SUPPLIED RECORDS:
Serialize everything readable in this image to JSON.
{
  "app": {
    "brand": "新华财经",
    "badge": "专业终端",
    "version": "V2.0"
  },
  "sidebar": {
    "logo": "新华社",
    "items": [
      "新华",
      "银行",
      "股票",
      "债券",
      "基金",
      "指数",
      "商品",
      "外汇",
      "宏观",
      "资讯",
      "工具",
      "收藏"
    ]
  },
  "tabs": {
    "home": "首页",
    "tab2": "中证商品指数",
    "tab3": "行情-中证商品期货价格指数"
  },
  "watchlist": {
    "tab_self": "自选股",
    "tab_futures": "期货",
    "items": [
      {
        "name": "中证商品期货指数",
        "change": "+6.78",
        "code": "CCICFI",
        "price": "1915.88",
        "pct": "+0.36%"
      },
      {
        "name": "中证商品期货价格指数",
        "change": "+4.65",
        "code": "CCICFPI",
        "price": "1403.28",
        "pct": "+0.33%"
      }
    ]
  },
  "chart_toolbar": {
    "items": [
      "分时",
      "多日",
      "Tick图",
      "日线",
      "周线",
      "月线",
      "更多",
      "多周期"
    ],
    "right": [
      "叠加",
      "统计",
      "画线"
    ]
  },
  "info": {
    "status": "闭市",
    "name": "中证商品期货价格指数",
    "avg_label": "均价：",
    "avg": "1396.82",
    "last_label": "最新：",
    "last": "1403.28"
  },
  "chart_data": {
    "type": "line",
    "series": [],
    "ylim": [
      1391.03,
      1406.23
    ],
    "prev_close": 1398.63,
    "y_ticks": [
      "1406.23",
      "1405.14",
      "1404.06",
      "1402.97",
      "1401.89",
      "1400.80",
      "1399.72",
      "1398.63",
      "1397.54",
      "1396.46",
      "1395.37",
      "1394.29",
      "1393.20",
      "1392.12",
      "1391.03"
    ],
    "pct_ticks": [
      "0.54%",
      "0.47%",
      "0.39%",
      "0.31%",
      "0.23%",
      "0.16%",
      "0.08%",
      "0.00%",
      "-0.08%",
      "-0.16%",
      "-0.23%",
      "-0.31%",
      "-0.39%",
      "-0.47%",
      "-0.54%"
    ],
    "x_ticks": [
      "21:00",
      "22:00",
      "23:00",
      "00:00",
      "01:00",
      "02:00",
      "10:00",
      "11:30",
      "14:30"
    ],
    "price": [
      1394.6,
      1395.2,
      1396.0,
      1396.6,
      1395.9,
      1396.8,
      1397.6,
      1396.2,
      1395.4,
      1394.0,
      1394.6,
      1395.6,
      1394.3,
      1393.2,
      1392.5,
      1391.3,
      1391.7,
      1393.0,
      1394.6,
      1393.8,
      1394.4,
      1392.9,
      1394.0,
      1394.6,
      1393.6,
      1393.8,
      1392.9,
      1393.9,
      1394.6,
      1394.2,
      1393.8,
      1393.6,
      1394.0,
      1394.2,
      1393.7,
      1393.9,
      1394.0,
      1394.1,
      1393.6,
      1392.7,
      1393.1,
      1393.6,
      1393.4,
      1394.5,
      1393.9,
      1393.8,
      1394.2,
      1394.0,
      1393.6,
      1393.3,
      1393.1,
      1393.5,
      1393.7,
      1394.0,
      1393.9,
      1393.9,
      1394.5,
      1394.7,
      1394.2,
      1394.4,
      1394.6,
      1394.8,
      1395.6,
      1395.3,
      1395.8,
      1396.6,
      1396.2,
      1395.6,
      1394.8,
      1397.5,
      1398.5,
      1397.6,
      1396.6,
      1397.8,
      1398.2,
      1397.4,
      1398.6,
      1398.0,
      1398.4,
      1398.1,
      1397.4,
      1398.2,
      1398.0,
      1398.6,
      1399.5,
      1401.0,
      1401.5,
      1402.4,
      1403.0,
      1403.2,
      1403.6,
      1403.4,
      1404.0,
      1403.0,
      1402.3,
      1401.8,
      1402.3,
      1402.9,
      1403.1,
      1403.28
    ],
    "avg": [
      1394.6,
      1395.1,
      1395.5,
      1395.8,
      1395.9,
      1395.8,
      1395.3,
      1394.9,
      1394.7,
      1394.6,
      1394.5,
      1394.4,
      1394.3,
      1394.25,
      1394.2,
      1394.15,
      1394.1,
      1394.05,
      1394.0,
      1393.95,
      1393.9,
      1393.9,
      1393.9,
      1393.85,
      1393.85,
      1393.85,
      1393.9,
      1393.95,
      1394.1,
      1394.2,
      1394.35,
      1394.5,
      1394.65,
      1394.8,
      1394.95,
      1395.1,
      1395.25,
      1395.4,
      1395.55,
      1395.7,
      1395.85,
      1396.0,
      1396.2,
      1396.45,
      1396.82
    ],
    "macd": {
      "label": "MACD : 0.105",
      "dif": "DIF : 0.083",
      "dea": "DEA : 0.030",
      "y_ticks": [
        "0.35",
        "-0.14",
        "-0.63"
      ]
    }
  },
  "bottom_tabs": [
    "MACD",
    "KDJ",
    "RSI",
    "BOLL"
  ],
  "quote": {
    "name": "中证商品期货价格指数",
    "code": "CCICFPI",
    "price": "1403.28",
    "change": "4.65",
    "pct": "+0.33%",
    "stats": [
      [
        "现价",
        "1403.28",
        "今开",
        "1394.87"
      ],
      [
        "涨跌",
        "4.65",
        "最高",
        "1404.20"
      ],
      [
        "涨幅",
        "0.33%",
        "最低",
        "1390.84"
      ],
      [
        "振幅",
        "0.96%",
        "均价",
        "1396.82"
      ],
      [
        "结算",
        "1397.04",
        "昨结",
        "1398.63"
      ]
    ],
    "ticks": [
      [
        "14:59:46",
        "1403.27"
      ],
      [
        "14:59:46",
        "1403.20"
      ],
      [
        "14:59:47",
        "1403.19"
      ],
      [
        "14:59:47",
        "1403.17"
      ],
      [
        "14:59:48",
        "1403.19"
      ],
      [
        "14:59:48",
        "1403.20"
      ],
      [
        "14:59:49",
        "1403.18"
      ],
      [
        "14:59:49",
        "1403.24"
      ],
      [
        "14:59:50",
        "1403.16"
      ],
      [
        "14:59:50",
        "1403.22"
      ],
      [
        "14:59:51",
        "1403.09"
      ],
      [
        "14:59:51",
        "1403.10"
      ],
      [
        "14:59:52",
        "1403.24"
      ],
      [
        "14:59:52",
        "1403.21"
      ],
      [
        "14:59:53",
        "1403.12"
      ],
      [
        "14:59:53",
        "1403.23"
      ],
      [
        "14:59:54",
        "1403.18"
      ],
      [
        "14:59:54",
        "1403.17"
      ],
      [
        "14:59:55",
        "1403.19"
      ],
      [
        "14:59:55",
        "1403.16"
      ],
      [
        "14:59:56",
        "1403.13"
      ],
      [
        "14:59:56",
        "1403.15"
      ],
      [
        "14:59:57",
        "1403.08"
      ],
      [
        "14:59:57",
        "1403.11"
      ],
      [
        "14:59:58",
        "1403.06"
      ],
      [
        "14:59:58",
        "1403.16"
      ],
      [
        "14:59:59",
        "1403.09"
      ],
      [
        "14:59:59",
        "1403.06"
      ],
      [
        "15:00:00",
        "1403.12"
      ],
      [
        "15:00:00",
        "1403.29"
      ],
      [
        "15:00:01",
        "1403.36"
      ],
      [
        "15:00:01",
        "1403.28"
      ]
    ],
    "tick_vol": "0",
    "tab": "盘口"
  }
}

EXERCISE GOAL: Write the entries again, exactly as they stand.

ANSWER BELOW:
Serialize everything readable in this image to JSON.
{
  "app": {
    "brand": "新华财经",
    "badge": "专业终端",
    "version": "V2.0"
  },
  "sidebar": {
    "logo": "新华社",
    "items": [
      "新华",
      "银行",
      "股票",
      "债券",
      "基金",
      "指数",
      "商品",
      "外汇",
      "宏观",
      "资讯",
      "工具",
      "收藏"
    ]
  },
  "tabs": {
    "home": "首页",
    "tab2": "中证商品指数",
    "tab3": "行情-中证商品期货价格指数"
  },
  "watchlist": {
    "tab_self": "自选股",
    "tab_futures": "期货",
    "items": [
      {
        "name": "中证商品期货指数",
        "change": "+6.78",
        "code": "CCICFI",
        "price": "1915.88",
        "pct": "+0.36%"
      },
      {
        "name": "中证商品期货价格指数",
        "change": "+4.65",
        "code": "CCICFPI",
        "price": "1403.28",
        "pct": "+0.33%"
      }
    ]
  },
  "chart_toolbar": {
    "items": [
      "分时",
      "多日",
      "Tick图",
      "日线",
      "周线",
      "月线",
      "更多",
      "多周期"
    ],
    "right": [
      "叠加",
      "统计",
      "画线"
    ]
  },
  "info": {
    "status": "闭市",
    "name": "中证商品期货价格指数",
    "avg_label": "均价：",
    "avg": "1396.82",
    "last_label": "最新：",
    "last": "1403.28"
  },
  "chart_data": {
    "type": "line",
    "series": [],
    "ylim": [
      1391.03,
      1406.23
    ],
    "prev_close": 1398.63,
    "y_ticks": [
      "1406.23",
      "1405.14",
      "1404.06",
      "1402.97",
      "1401.89",
      "1400.80",
      "1399.72",
      "1398.63",
      "1397.54",
      "1396.46",
      "1395.37",
      "1394.29",
      "1393.20",
      "1392.12",
      "1391.03"
    ],
    "pct_ticks": [
      "0.54%",
      "0.47%",
      "0.39%",
      "0.31%",
      "0.23%",
      "0.16%",
      "0.08%",
      "0.00%",
      "-0.08%",
      "-0.16%",
      "-0.23%",
      "-0.31%",
      "-0.39%",
      "-0.47%",
      "-0.54%"
    ],
    "x_ticks": [
      "21:00",
      "22:00",
      "23:00",
      "00:00",
      "01:00",
      "02:00",
      "10:00",
      "11:30",
      "14:30"
    ],
    "price": [
      1394.6,
      1395.2,
      1396.0,
      1396.6,
      1395.9,
      1396.8,
      1397.6,
      1396.2,
      1395.4,
      1394.0,
      1394.6,
      1395.6,
      1394.3,
      1393.2,
      1392.5,
      1391.3,
      1391.7,
      1393.0,
      1394.6,
      1393.8,
      1394.4,
      1392.9,
      1394.0,
      1394.6,
      1393.6,
      1393.8,
      1392.9,
      1393.9,
      1394.6,
      1394.2,
      1393.8,
      1393.6,
      1394.0,
      1394.2,
      1393.7,
      1393.9,
      1394.0,
      1394.1,
      1393.6,
      1392.7,
      1393.1,
      1393.6,
      1393.4,
      1394.5,
      1393.9,
      1393.8,
      1394.2,
      1394.0,
      1393.6,
      1393.3,
      1393.1,
      1393.5,
      1393.7,
      1394.0,
      1393.9,
      1393.9,
      1394.5,
      1394.7,
      1394.2,
      1394.4,
      1394.6,
      1394.8,
      1395.6,
      1395.3,
      1395.8,
      1396.6,
      1396.2,
      1395.6,
      1394.8,
      1397.5,
      1398.5,
      1397.6,
      1396.6,
      1397.8,
      1398.2,
      1397.4,
      1398.6,
      1398.0,
      1398.4,
      1398.1,
      1397.4,
      1398.2,
      1398.0,
      1398.6,
      1399.5,
      1401.0,
      1401.5,
      1402.4,
      1403.0,
      1403.2,
      1403.6,
      1403.4,
      1404.0,
      1403.0,
      1402.3,
      1401.8,
      1402.3,
      1402.9,
      1403.1,
      1403.28
    ],
    "avg": [
      1394.6,
      1395.1,
      1395.5,
      1395.8,
      1395.9,
      1395.8,
      1395.3,
      1394.9,
      1394.7,
      1394.6,
      1394.5,
      1394.4,
      1394.3,
      1394.25,
      1394.2,
      1394.15,
      1394.1,
      1394.05,
      1394.0,
      1393.95,
      1393.9,
      1393.9,
      1393.9,
      1393.85,
      1393.85,
      1393.85,
      1393.9,
      1393.95,
      1394.1,
      1394.2,
      1394.35,
      1394.5,
      1394.65,
      1394.8,
      1394.95,
      1395.1,
      1395.25,
      1395.4,
      1395.55,
      1395.7,
      1395.85,
      1396.0,
      1396.2,
      1396.45,
      1396.82
    ],
    "macd": {
      "label": "MACD : 0.105",
      "dif": "DIF : 0.083",
      "dea": "DEA : 0.030",
      "y_ticks": [
        "0.35",
        "-0.14",
        "-0.63"
      ]
    }
  },
  "bottom_tabs": [
    "MACD",
    "KDJ",
    "RSI",
    "BOLL"
  ],
  "quote": {
    "name": "中证商品期货价格指数",
    "code": "CCICFPI",
    "price": "1403.28",
    "change": "4.65",
    "pct": "+0.33%",
    "stats": [
      [
        "现价",
        "1403.28",
        "今开",
        "1394.87"
      ],
      [
        "涨跌",
        "4.65",
        "最高",
        "1404.20"
      ],
      [
        "涨幅",
        "0.33%",
        "最低",
        "1390.84"
      ],
      [
        "振幅",
        "0.96%",
        "均价",
        "1396.82"
      ],
      [
        "结算",
        "1397.04",
        "昨结",
        "1398.63"
      ]
    ],
    "ticks": [
      [
        "14:59:46",
        "1403.27"
      ],
      [
        "14:59:46",
        "1403.20"
      ],
      [
        "14:59:47",
        "1403.19"
      ],
      [
        "14:59:47",
        "1403.17"
      ],
      [
        "14:59:48",
        "1403.19"
      ],
      [
        "14:59:48",
        "1403.20"
      ],
      [
        "14:59:49",
        "1403.18"
      ],
      [
        "14:59:49",
        "1403.24"
      ],
      [
        "14:59:50",
        "1403.16"
      ],
      [
        "14:59:50",
        "1403.22"
      ],
      [
        "14:59:51",
        "1403.09"
      ],
      [
        "14:59:51",
        "1403.10"
      ],
      [
        "14:59:52",
        "1403.24"
      ],
      [
        "14:59:52",
        "1403.21"
      ],
      [
        "14:59:53",
        "1403.12"
      ],
      [
        "14:59:53",
        "1403.23"
      ],
      [
        "14:59:54",
        "1403.18"
      ],
      [
        "14:59:54",
        "1403.17"
      ],
      [
        "14:59:55",
        "1403.19"
      ],
      [
        "14:59:55",
        "1403.16"
      ],
      [
        "14:59:56",
        "1403.13"
      ],
      [
        "14:59:56",
        "1403.15"
      ],
      [
        "14:59:57",
        "1403.08"
      ],
      [
        "14:59:57",
        "1403.11"
      ],
      [
        "14:59:58",
        "1403.06"
      ],
      [
        "14:59:58",
        "1403.16"
      ],
      [
        "14:59:59",
        "1403.09"
      ],
      [
        "14:59:59",
        "1403.06"
      ],
      [
        "15:00:00",
        "1403.12"
      ],
      [
        "15:00:00",
        "1403.29"
      ],
      [
        "15:00:01",
        "1403.36"
      ],
      [
        "15:00:01",
        "1403.28"
      ]
    ],
    "tick_vol": "0",
    "tab": "盘口"
  }
}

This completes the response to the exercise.